Exercise requirements: Reproduce the lines of the material exactly, excluding every image.

Records to use:
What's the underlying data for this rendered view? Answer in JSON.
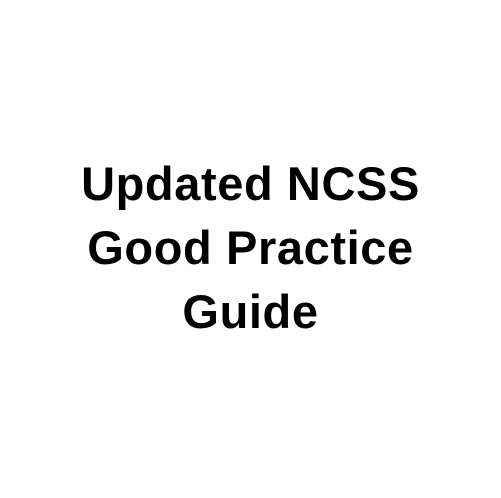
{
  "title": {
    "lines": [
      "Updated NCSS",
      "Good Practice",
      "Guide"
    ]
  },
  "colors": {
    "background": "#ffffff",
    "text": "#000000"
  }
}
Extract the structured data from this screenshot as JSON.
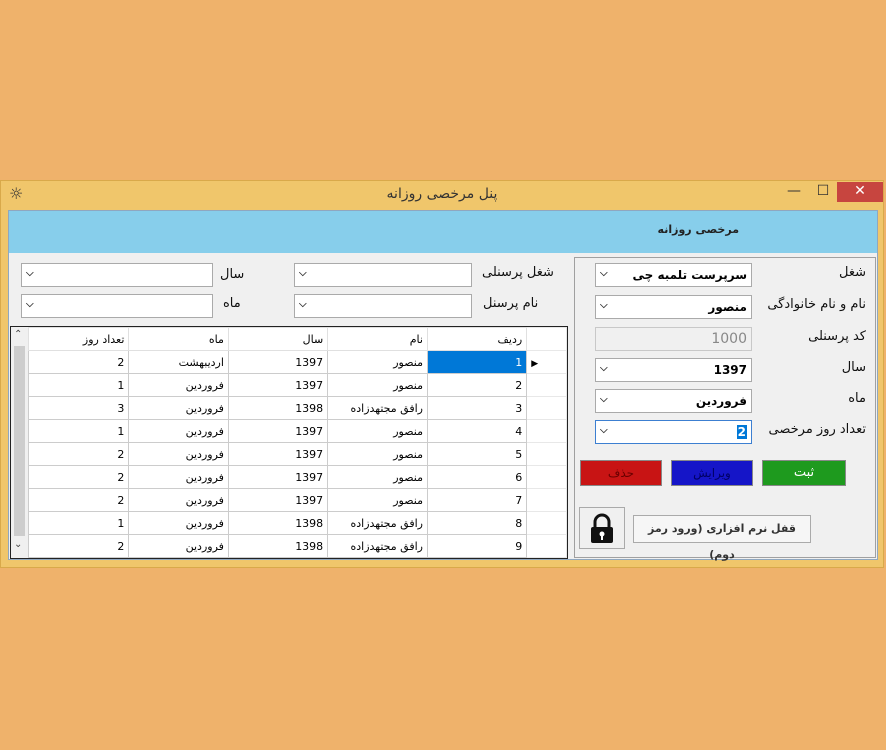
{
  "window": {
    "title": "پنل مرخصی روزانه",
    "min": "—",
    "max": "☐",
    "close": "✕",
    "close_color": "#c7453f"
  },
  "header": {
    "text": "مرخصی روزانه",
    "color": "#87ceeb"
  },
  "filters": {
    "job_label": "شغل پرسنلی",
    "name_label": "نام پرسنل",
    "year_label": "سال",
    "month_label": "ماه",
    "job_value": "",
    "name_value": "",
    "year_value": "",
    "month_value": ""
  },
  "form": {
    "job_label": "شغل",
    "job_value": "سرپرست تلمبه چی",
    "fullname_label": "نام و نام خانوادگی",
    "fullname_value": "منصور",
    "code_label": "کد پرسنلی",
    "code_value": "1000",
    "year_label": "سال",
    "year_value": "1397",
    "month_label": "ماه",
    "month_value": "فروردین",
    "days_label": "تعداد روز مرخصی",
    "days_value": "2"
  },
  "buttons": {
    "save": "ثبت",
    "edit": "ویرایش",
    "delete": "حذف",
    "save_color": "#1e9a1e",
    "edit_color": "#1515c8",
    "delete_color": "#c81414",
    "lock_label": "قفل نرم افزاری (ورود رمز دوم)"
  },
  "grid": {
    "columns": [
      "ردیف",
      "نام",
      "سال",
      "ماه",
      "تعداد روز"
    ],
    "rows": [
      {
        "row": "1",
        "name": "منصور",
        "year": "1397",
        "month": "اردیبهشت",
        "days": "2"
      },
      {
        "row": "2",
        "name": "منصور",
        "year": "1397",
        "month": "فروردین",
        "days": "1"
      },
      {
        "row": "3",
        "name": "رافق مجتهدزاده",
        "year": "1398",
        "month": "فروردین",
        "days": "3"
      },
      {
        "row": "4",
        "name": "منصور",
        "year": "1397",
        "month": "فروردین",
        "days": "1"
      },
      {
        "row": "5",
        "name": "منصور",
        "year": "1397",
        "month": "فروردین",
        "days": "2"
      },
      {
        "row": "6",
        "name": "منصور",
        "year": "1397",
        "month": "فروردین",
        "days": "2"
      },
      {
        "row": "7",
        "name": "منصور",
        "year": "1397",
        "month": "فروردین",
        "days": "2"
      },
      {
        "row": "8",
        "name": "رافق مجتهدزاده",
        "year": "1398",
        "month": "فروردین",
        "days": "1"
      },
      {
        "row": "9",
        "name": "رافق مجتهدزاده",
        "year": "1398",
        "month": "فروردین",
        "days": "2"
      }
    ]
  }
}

Result:
What's the underlying data for this rendered view? Answer in JSON.
{
  "title": {
    "lines": [
      "Updated NCSS",
      "Good Practice",
      "Guide"
    ]
  },
  "colors": {
    "background": "#ffffff",
    "text": "#000000"
  }
}
Extract the structured data from this screenshot as JSON.
{
  "window": {
    "title": "پنل مرخصی روزانه",
    "min": "—",
    "max": "☐",
    "close": "✕",
    "close_color": "#c7453f"
  },
  "header": {
    "text": "مرخصی روزانه",
    "color": "#87ceeb"
  },
  "filters": {
    "job_label": "شغل پرسنلی",
    "name_label": "نام پرسنل",
    "year_label": "سال",
    "month_label": "ماه",
    "job_value": "",
    "name_value": "",
    "year_value": "",
    "month_value": ""
  },
  "form": {
    "job_label": "شغل",
    "job_value": "سرپرست تلمبه چی",
    "fullname_label": "نام و نام خانوادگی",
    "fullname_value": "منصور",
    "code_label": "کد پرسنلی",
    "code_value": "1000",
    "year_label": "سال",
    "year_value": "1397",
    "month_label": "ماه",
    "month_value": "فروردین",
    "days_label": "تعداد روز مرخصی",
    "days_value": "2"
  },
  "buttons": {
    "save": "ثبت",
    "edit": "ویرایش",
    "delete": "حذف",
    "save_color": "#1e9a1e",
    "edit_color": "#1515c8",
    "delete_color": "#c81414",
    "lock_label": "قفل نرم افزاری (ورود رمز دوم)"
  },
  "grid": {
    "columns": [
      "ردیف",
      "نام",
      "سال",
      "ماه",
      "تعداد روز"
    ],
    "rows": [
      {
        "row": "1",
        "name": "منصور",
        "year": "1397",
        "month": "اردیبهشت",
        "days": "2"
      },
      {
        "row": "2",
        "name": "منصور",
        "year": "1397",
        "month": "فروردین",
        "days": "1"
      },
      {
        "row": "3",
        "name": "رافق مجتهدزاده",
        "year": "1398",
        "month": "فروردین",
        "days": "3"
      },
      {
        "row": "4",
        "name": "منصور",
        "year": "1397",
        "month": "فروردین",
        "days": "1"
      },
      {
        "row": "5",
        "name": "منصور",
        "year": "1397",
        "month": "فروردین",
        "days": "2"
      },
      {
        "row": "6",
        "name": "منصور",
        "year": "1397",
        "month": "فروردین",
        "days": "2"
      },
      {
        "row": "7",
        "name": "منصور",
        "year": "1397",
        "month": "فروردین",
        "days": "2"
      },
      {
        "row": "8",
        "name": "رافق مجتهدزاده",
        "year": "1398",
        "month": "فروردین",
        "days": "1"
      },
      {
        "row": "9",
        "name": "رافق مجتهدزاده",
        "year": "1398",
        "month": "فروردین",
        "days": "2"
      }
    ]
  }
}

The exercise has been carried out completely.